# INFORMATION SHOWN
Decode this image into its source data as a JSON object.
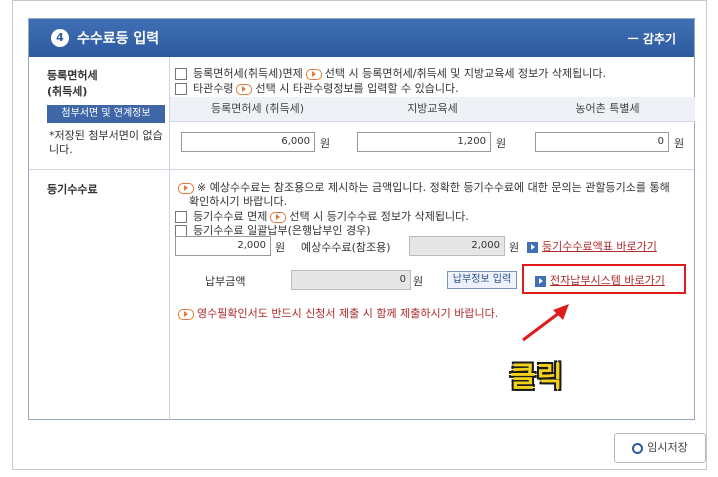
{
  "panel": {
    "number": "4",
    "title": "수수료등 입력",
    "collapse_label": "ㅡ 감추기"
  },
  "registration_tax": {
    "label_line1": "등록면허세",
    "label_line2": "(취득세)",
    "attach_button": "첨부서면 및 연계정보",
    "note": "*저장된 첨부서면이 없습니다.",
    "checkbox1_text_a": "등록면허세(취득세)면제",
    "checkbox1_text_b": "선택 시 등록면허세/취득세 및 지방교육세 정보가 삭제됩니다.",
    "checkbox2_text_a": "타관수령",
    "checkbox2_text_b": "선택 시 타관수령정보를 입력할 수 있습니다.",
    "columns": [
      "등록면허세 (취득세)",
      "지방교육세",
      "농어촌 특별세"
    ],
    "values": [
      "6,000",
      "1,200",
      "0"
    ],
    "unit": "원"
  },
  "registration_fee": {
    "label": "등기수수료",
    "notice": "※ 예상수수료는 참조용으로 제시하는 금액입니다. 정확한 등기수수료에 대한 문의는 관할등기소를 통해",
    "notice2": "확인하시기 바랍니다.",
    "exempt_a": "등기수수료 면제",
    "exempt_b": "선택 시 등기수수료 정보가 삭제됩니다.",
    "bulk_payment": "등기수수료 일괄납부(은행납부인 경우)",
    "fee_value": "2,000",
    "unit": "원",
    "expected_label": "예상수수료(참조용)",
    "expected_value": "2,000",
    "fee_table_link": "등기수수료액표 바로가기",
    "payment_amount_label": "납부금액",
    "payment_amount_value": "0",
    "payment_unit": "원",
    "payment_info_button": "납부정보 입력",
    "e_payment_link": "전자납부시스템 바로가기",
    "receipt_note": "영수필확인서도 반드시 신청서 제출 시 함께 제출하시기 바랍니다."
  },
  "annotation": {
    "click_text": "클릭"
  },
  "footer": {
    "save_label": "임시저장"
  },
  "colors": {
    "header_blue": "#2d5aa0",
    "highlight_red": "#e01b1b",
    "link_red": "#b02a2a",
    "label_yellow": "#f5d21a"
  }
}
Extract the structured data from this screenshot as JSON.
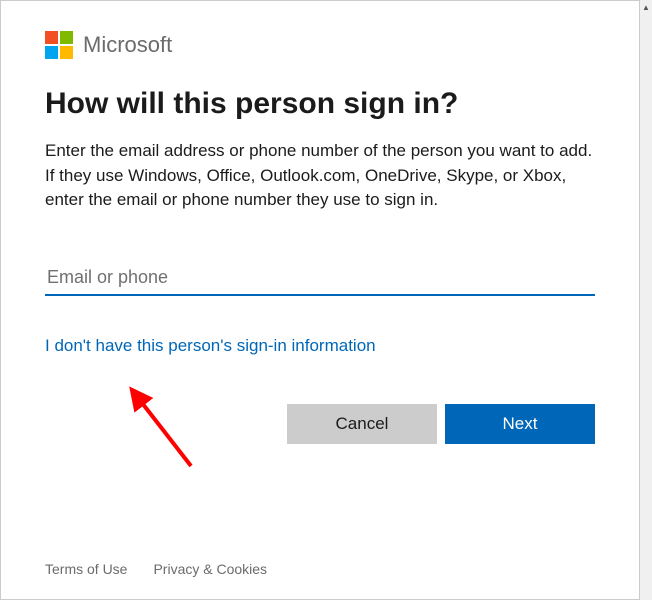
{
  "header": {
    "brand_text": "Microsoft"
  },
  "title": "How will this person sign in?",
  "description": "Enter the email address or phone number of the person you want to add. If they use Windows, Office, Outlook.com, OneDrive, Skype, or Xbox, enter the email or phone number they use to sign in.",
  "input": {
    "placeholder": "Email or phone",
    "value": ""
  },
  "link_no_info": "I don't have this person's sign-in information",
  "buttons": {
    "cancel": "Cancel",
    "next": "Next"
  },
  "footer": {
    "terms": "Terms of Use",
    "privacy": "Privacy & Cookies"
  }
}
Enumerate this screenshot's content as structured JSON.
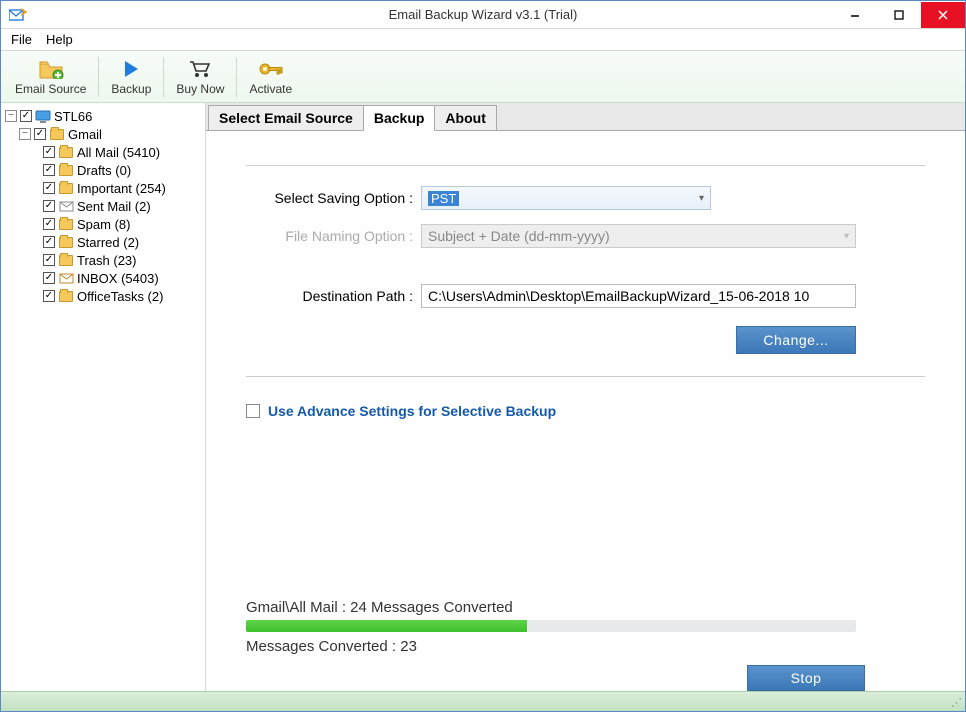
{
  "window": {
    "title": "Email Backup Wizard v3.1 (Trial)"
  },
  "menubar": {
    "file": "File",
    "help": "Help"
  },
  "toolbar": {
    "email_source": "Email Source",
    "backup": "Backup",
    "buy_now": "Buy Now",
    "activate": "Activate"
  },
  "tree": {
    "root": "STL66",
    "gmail": "Gmail",
    "items": [
      {
        "label": "All Mail (5410)"
      },
      {
        "label": "Drafts (0)"
      },
      {
        "label": "Important (254)"
      },
      {
        "label": "Sent Mail (2)"
      },
      {
        "label": "Spam (8)"
      },
      {
        "label": "Starred (2)"
      },
      {
        "label": "Trash (23)"
      },
      {
        "label": "INBOX (5403)"
      },
      {
        "label": "OfficeTasks (2)"
      }
    ]
  },
  "tabs": {
    "source": "Select Email Source",
    "backup": "Backup",
    "about": "About"
  },
  "form": {
    "save_label": "Select Saving Option  :",
    "save_value": "PST",
    "naming_label": "File Naming Option  :",
    "naming_value": "Subject + Date (dd-mm-yyyy)",
    "dest_label": "Destination Path  :",
    "dest_value": "C:\\Users\\Admin\\Desktop\\EmailBackupWizard_15-06-2018 10",
    "change_btn": "Change...",
    "advance_label": "Use Advance Settings for Selective Backup"
  },
  "progress": {
    "line1": "Gmail\\All Mail : 24 Messages Converted",
    "line2": "Messages Converted : 23",
    "percent": 46
  },
  "buttons": {
    "stop": "Stop"
  }
}
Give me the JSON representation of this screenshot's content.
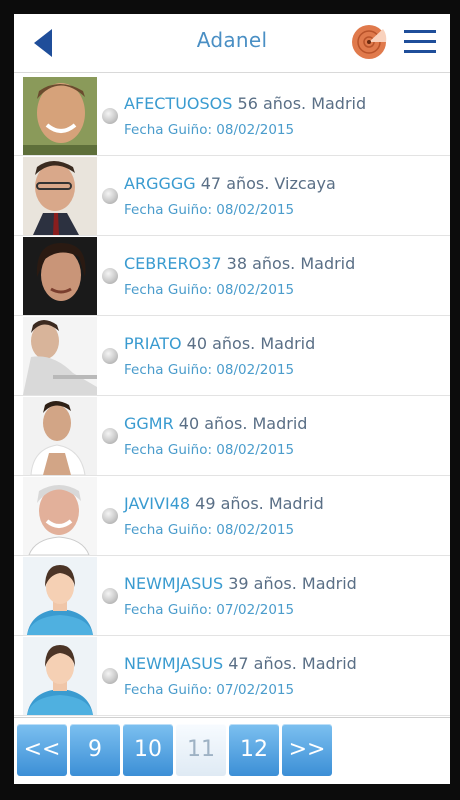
{
  "header": {
    "title": "Adanel"
  },
  "users": [
    {
      "nick": "AFECTUOSOS",
      "info": " 56 años. Madrid",
      "date_label": "Fecha Guiño: 08/02/2015"
    },
    {
      "nick": "ARGGGG",
      "info": " 47 años. Vizcaya",
      "date_label": "Fecha Guiño: 08/02/2015"
    },
    {
      "nick": "CEBRERO37",
      "info": " 38 años. Madrid",
      "date_label": "Fecha Guiño: 08/02/2015"
    },
    {
      "nick": "PRIATO",
      "info": " 40 años. Madrid",
      "date_label": "Fecha Guiño: 08/02/2015"
    },
    {
      "nick": "GGMR",
      "info": " 40 años. Madrid",
      "date_label": "Fecha Guiño: 08/02/2015"
    },
    {
      "nick": "JAVIVI48",
      "info": " 49 años. Madrid",
      "date_label": "Fecha Guiño: 08/02/2015"
    },
    {
      "nick": "NEWMJASUS",
      "info": "  39 años. Madrid",
      "date_label": "Fecha Guiño: 07/02/2015"
    },
    {
      "nick": "NEWMJASUS",
      "info": "  47 años. Madrid",
      "date_label": "Fecha Guiño: 07/02/2015"
    }
  ],
  "pagination": {
    "buttons": [
      "<<",
      "9",
      "10",
      "11",
      "12",
      ">>"
    ],
    "current": "11"
  },
  "colors": {
    "accent": "#3a9bd0",
    "header_title": "#4a8fc4",
    "icons": "#1f4e9a",
    "radar": "#e07a4c"
  }
}
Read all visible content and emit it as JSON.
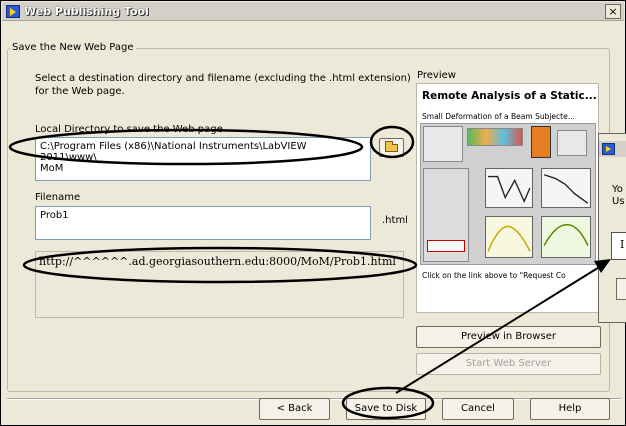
{
  "window": {
    "title": "Web Publishing Tool",
    "close_glyph": "×"
  },
  "group": {
    "label": "Save the New Web Page"
  },
  "instructions": {
    "line1": "Select a destination directory and filename (excluding the .html extension)",
    "line2": "for the Web page."
  },
  "directory": {
    "label": "Local Directory to save the Web page",
    "value_line1": "C:\\Program Files (x86)\\National Instruments\\LabVIEW 2011\\www\\",
    "value_line2": "MoM"
  },
  "filename": {
    "label": "Filename",
    "value": "Prob1",
    "extension": ".html"
  },
  "url": {
    "value": "http://^^^^^^.ad.georgiasouthern.edu:8000/MoM/Prob1.html"
  },
  "preview": {
    "label": "Preview",
    "title": "Remote Analysis of a Static...",
    "subtitle": "Small Deformation of a Beam Subjecte...",
    "caption": "Click on the link above to \"Request Co"
  },
  "buttons": {
    "preview_in_browser": "Preview in Browser",
    "start_web_server": "Start Web Server",
    "back": "< Back",
    "save_to_disk": "Save to Disk",
    "cancel": "Cancel",
    "help": "Help"
  },
  "popup": {
    "text_line1": "Yo",
    "text_line2": "Us",
    "field_text": "I"
  },
  "colors": {
    "annotation": "#000000",
    "window_bg": "#ece9d8",
    "title_icon": "#2a5bd7"
  },
  "icons": {
    "title": "labview-icon",
    "browse": "folder-open-icon",
    "close": "close-icon"
  }
}
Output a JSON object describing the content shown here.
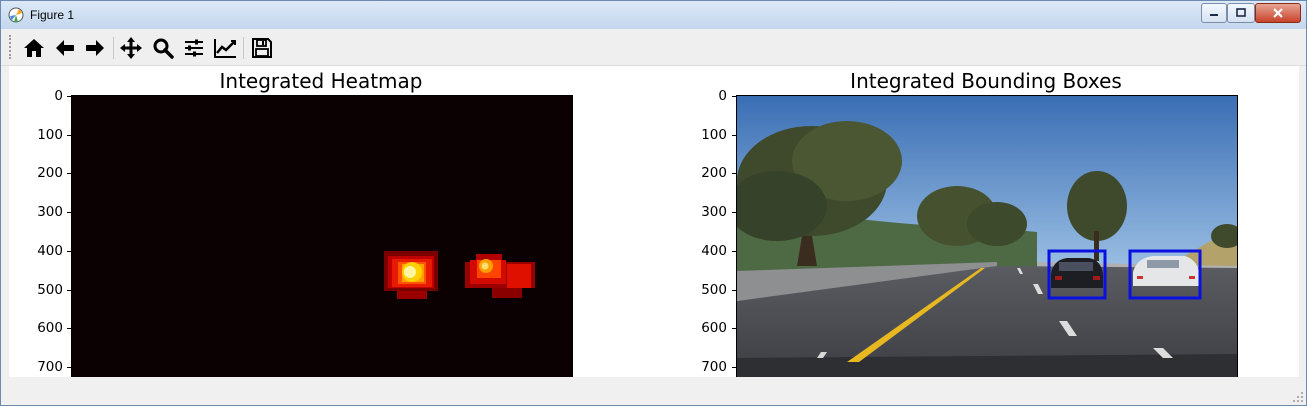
{
  "window": {
    "title": "Figure 1",
    "controls": [
      "minimize",
      "maximize",
      "close"
    ]
  },
  "toolbar": {
    "tools": [
      {
        "name": "home-icon",
        "tooltip": "Reset original view"
      },
      {
        "name": "back-icon",
        "tooltip": "Back to previous view"
      },
      {
        "name": "forward-icon",
        "tooltip": "Forward to next view"
      },
      {
        "name": "pan-icon",
        "tooltip": "Pan axes"
      },
      {
        "name": "zoom-icon",
        "tooltip": "Zoom to rectangle"
      },
      {
        "name": "subplots-icon",
        "tooltip": "Configure subplots"
      },
      {
        "name": "edit-axes-icon",
        "tooltip": "Edit axis, curve and image parameters"
      },
      {
        "name": "save-icon",
        "tooltip": "Save the figure"
      }
    ]
  },
  "plots": {
    "left": {
      "title": "Integrated Heatmap",
      "yticks": [
        "0",
        "100",
        "200",
        "300",
        "400",
        "500",
        "600",
        "700"
      ]
    },
    "right": {
      "title": "Integrated Bounding Boxes",
      "yticks": [
        "0",
        "100",
        "200",
        "300",
        "400",
        "500",
        "600",
        "700"
      ]
    }
  },
  "colors": {
    "heatmap_background": "#0b0002",
    "bounding_box": "#0a10e0",
    "hot": [
      "#7a0000",
      "#c00000",
      "#ff3300",
      "#ff8800",
      "#ffd000",
      "#fffac0"
    ]
  }
}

# TASK DESCRIPTION
Lines that hold the word "this" are the ones to return, every one of them.

# WORKED SOLUTION
Decode this image into its source data as a JSON object.
Extract the structured data from this screenshot as JSON.
  "title": "How will this person sign in?",
  "link_no_info": "I don't have this person's sign-in information",
Enumerate this screenshot's content as structured JSON.
Give me the JSON representation of this screenshot's content.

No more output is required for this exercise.